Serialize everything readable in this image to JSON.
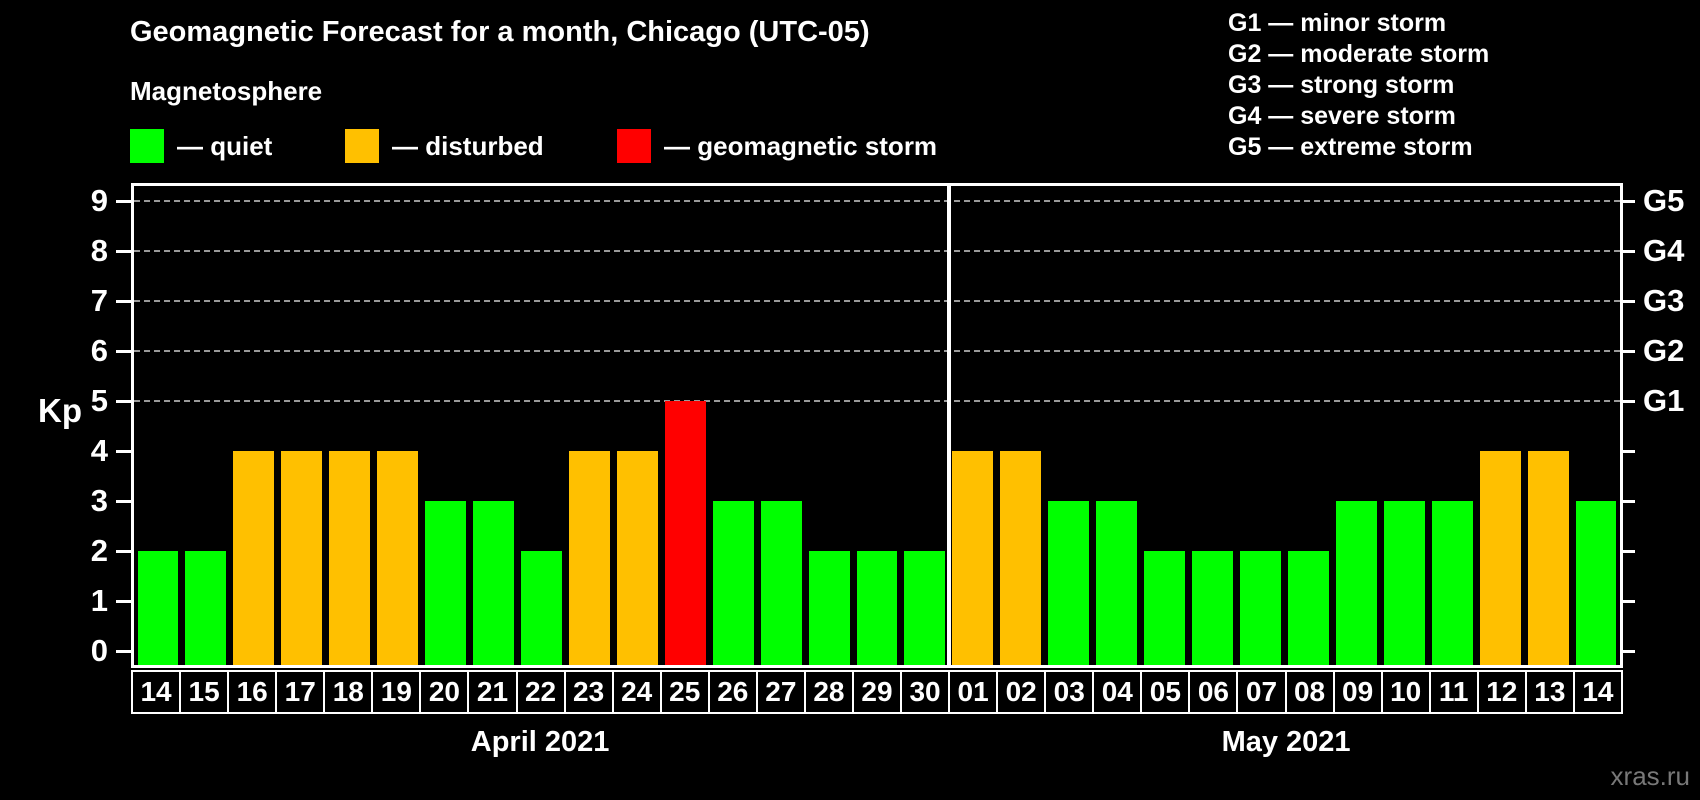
{
  "header": {
    "title": "Geomagnetic Forecast for a month, Chicago (UTC-05)",
    "subtitle": "Magnetosphere",
    "legend": [
      {
        "status": "quiet",
        "label": "— quiet"
      },
      {
        "status": "disturbed",
        "label": "— disturbed"
      },
      {
        "status": "storm",
        "label": "— geomagnetic storm"
      }
    ],
    "storm_scale": [
      {
        "label": "G1 — minor storm"
      },
      {
        "label": "G2 — moderate storm"
      },
      {
        "label": "G3 — strong storm"
      },
      {
        "label": "G4 — severe storm"
      },
      {
        "label": "G5 — extreme storm"
      }
    ]
  },
  "colors": {
    "quiet": "#00ff00",
    "disturbed": "#ffc000",
    "storm": "#ff0000",
    "grid": "#9a9a9a",
    "axis": "#ffffff",
    "background": "#000000",
    "watermark": "#787878"
  },
  "chart_data": {
    "type": "bar",
    "title": "Geomagnetic Forecast for a month, Chicago (UTC-05)",
    "ylabel": "Kp",
    "ylim": [
      0,
      9
    ],
    "yticks": [
      0,
      1,
      2,
      3,
      4,
      5,
      6,
      7,
      8,
      9
    ],
    "gridlines_at": [
      5,
      6,
      7,
      8,
      9
    ],
    "grid_style": "dashed",
    "legend_position": "top",
    "right_axis": [
      {
        "kp": 5,
        "label": "G1"
      },
      {
        "kp": 6,
        "label": "G2"
      },
      {
        "kp": 7,
        "label": "G3"
      },
      {
        "kp": 8,
        "label": "G4"
      },
      {
        "kp": 9,
        "label": "G5"
      }
    ],
    "groups": [
      {
        "month": "April 2021",
        "bars": [
          {
            "day": "14",
            "kp": 2,
            "status": "quiet"
          },
          {
            "day": "15",
            "kp": 2,
            "status": "quiet"
          },
          {
            "day": "16",
            "kp": 4,
            "status": "disturbed"
          },
          {
            "day": "17",
            "kp": 4,
            "status": "disturbed"
          },
          {
            "day": "18",
            "kp": 4,
            "status": "disturbed"
          },
          {
            "day": "19",
            "kp": 4,
            "status": "disturbed"
          },
          {
            "day": "20",
            "kp": 3,
            "status": "quiet"
          },
          {
            "day": "21",
            "kp": 3,
            "status": "quiet"
          },
          {
            "day": "22",
            "kp": 2,
            "status": "quiet"
          },
          {
            "day": "23",
            "kp": 4,
            "status": "disturbed"
          },
          {
            "day": "24",
            "kp": 4,
            "status": "disturbed"
          },
          {
            "day": "25",
            "kp": 5,
            "status": "storm"
          },
          {
            "day": "26",
            "kp": 3,
            "status": "quiet"
          },
          {
            "day": "27",
            "kp": 3,
            "status": "quiet"
          },
          {
            "day": "28",
            "kp": 2,
            "status": "quiet"
          },
          {
            "day": "29",
            "kp": 2,
            "status": "quiet"
          },
          {
            "day": "30",
            "kp": 2,
            "status": "quiet"
          }
        ]
      },
      {
        "month": "May 2021",
        "bars": [
          {
            "day": "01",
            "kp": 4,
            "status": "disturbed"
          },
          {
            "day": "02",
            "kp": 4,
            "status": "disturbed"
          },
          {
            "day": "03",
            "kp": 3,
            "status": "quiet"
          },
          {
            "day": "04",
            "kp": 3,
            "status": "quiet"
          },
          {
            "day": "05",
            "kp": 2,
            "status": "quiet"
          },
          {
            "day": "06",
            "kp": 2,
            "status": "quiet"
          },
          {
            "day": "07",
            "kp": 2,
            "status": "quiet"
          },
          {
            "day": "08",
            "kp": 2,
            "status": "quiet"
          },
          {
            "day": "09",
            "kp": 3,
            "status": "quiet"
          },
          {
            "day": "10",
            "kp": 3,
            "status": "quiet"
          },
          {
            "day": "11",
            "kp": 3,
            "status": "quiet"
          },
          {
            "day": "12",
            "kp": 4,
            "status": "disturbed"
          },
          {
            "day": "13",
            "kp": 4,
            "status": "disturbed"
          },
          {
            "day": "14",
            "kp": 3,
            "status": "quiet"
          }
        ]
      }
    ]
  },
  "watermark": "xras.ru"
}
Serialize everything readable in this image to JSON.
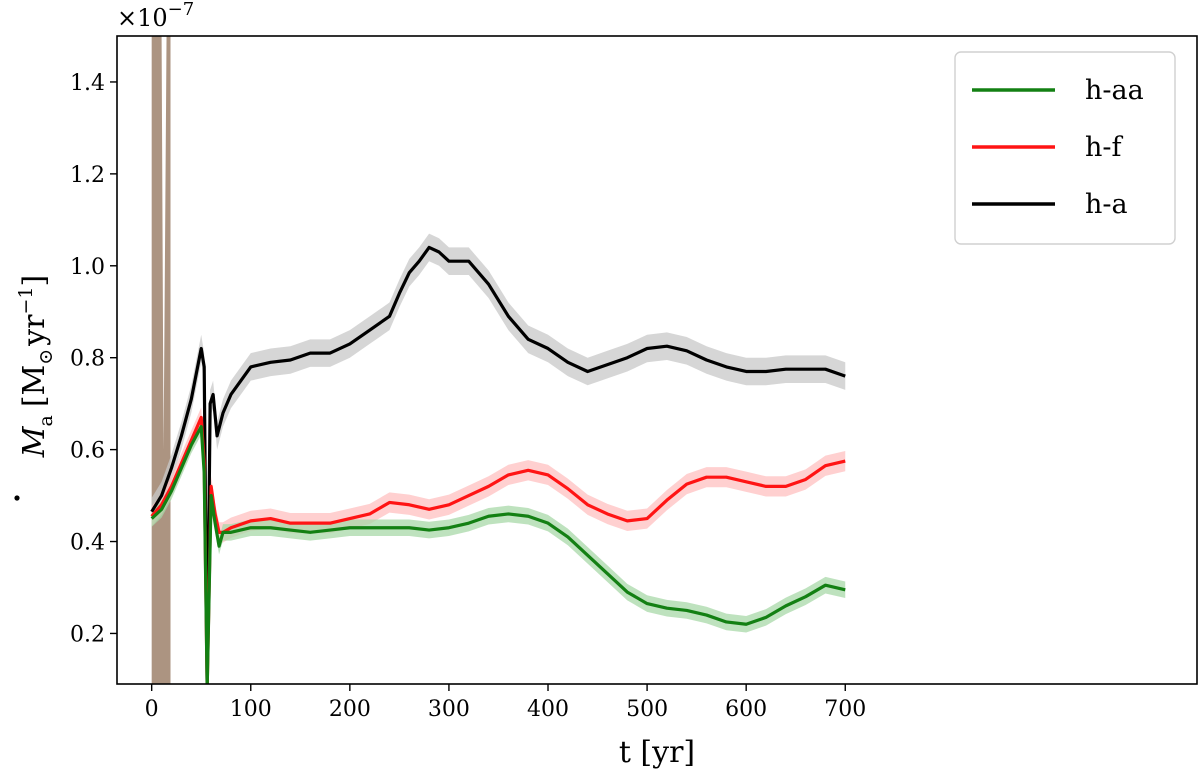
━━━━━━━━━━━━━━━━━━━━━━━━━━━━━━
### What you will do
Images must not appear in the copy; reproduce everything else in the records verbatim.

### Written answer
Serialize everything readable in this image to JSON.
{
  "header": {
    "title": "Geomagnetic Forecast for a month, Chicago (UTC-05)",
    "subtitle": "Magnetosphere",
    "legend": [
      {
        "status": "quiet",
        "label": "— quiet"
      },
      {
        "status": "disturbed",
        "label": "— disturbed"
      },
      {
        "status": "storm",
        "label": "— geomagnetic storm"
      }
    ],
    "storm_scale": [
      {
        "label": "G1 — minor storm"
      },
      {
        "label": "G2 — moderate storm"
      },
      {
        "label": "G3 — strong storm"
      },
      {
        "label": "G4 — severe storm"
      },
      {
        "label": "G5 — extreme storm"
      }
    ]
  },
  "colors": {
    "quiet": "#00ff00",
    "disturbed": "#ffc000",
    "storm": "#ff0000",
    "grid": "#9a9a9a",
    "axis": "#ffffff",
    "background": "#000000",
    "watermark": "#787878"
  },
  "chart_data": {
    "type": "bar",
    "title": "Geomagnetic Forecast for a month, Chicago (UTC-05)",
    "ylabel": "Kp",
    "ylim": [
      0,
      9
    ],
    "yticks": [
      0,
      1,
      2,
      3,
      4,
      5,
      6,
      7,
      8,
      9
    ],
    "gridlines_at": [
      5,
      6,
      7,
      8,
      9
    ],
    "grid_style": "dashed",
    "legend_position": "top",
    "right_axis": [
      {
        "kp": 5,
        "label": "G1"
      },
      {
        "kp": 6,
        "label": "G2"
      },
      {
        "kp": 7,
        "label": "G3"
      },
      {
        "kp": 8,
        "label": "G4"
      },
      {
        "kp": 9,
        "label": "G5"
      }
    ],
    "groups": [
      {
        "month": "April 2021",
        "bars": [
          {
            "day": "14",
            "kp": 2,
            "status": "quiet"
          },
          {
            "day": "15",
            "kp": 2,
            "status": "quiet"
          },
          {
            "day": "16",
            "kp": 4,
            "status": "disturbed"
          },
          {
            "day": "17",
            "kp": 4,
            "status": "disturbed"
          },
          {
            "day": "18",
            "kp": 4,
            "status": "disturbed"
          },
          {
            "day": "19",
            "kp": 4,
            "status": "disturbed"
          },
          {
            "day": "20",
            "kp": 3,
            "status": "quiet"
          },
          {
            "day": "21",
            "kp": 3,
            "status": "quiet"
          },
          {
            "day": "22",
            "kp": 2,
            "status": "quiet"
          },
          {
            "day": "23",
            "kp": 4,
            "status": "disturbed"
          },
          {
            "day": "24",
            "kp": 4,
            "status": "disturbed"
          },
          {
            "day": "25",
            "kp": 5,
            "status": "storm"
          },
          {
            "day": "26",
            "kp": 3,
            "status": "quiet"
          },
          {
            "day": "27",
            "kp": 3,
            "status": "quiet"
          },
          {
            "day": "28",
            "kp": 2,
            "status": "quiet"
          },
          {
            "day": "29",
            "kp": 2,
            "status": "quiet"
          },
          {
            "day": "30",
            "kp": 2,
            "status": "quiet"
          }
        ]
      },
      {
        "month": "May 2021",
        "bars": [
          {
            "day": "01",
            "kp": 4,
            "status": "disturbed"
          },
          {
            "day": "02",
            "kp": 4,
            "status": "disturbed"
          },
          {
            "day": "03",
            "kp": 3,
            "status": "quiet"
          },
          {
            "day": "04",
            "kp": 3,
            "status": "quiet"
          },
          {
            "day": "05",
            "kp": 2,
            "status": "quiet"
          },
          {
            "day": "06",
            "kp": 2,
            "status": "quiet"
          },
          {
            "day": "07",
            "kp": 2,
            "status": "quiet"
          },
          {
            "day": "08",
            "kp": 2,
            "status": "quiet"
          },
          {
            "day": "09",
            "kp": 3,
            "status": "quiet"
          },
          {
            "day": "10",
            "kp": 3,
            "status": "quiet"
          },
          {
            "day": "11",
            "kp": 3,
            "status": "quiet"
          },
          {
            "day": "12",
            "kp": 4,
            "status": "disturbed"
          },
          {
            "day": "13",
            "kp": 4,
            "status": "disturbed"
          },
          {
            "day": "14",
            "kp": 3,
            "status": "quiet"
          }
        ]
      }
    ]
  },
  "watermark": "xras.ru"
}
Serialize everything readable in this image to JSON.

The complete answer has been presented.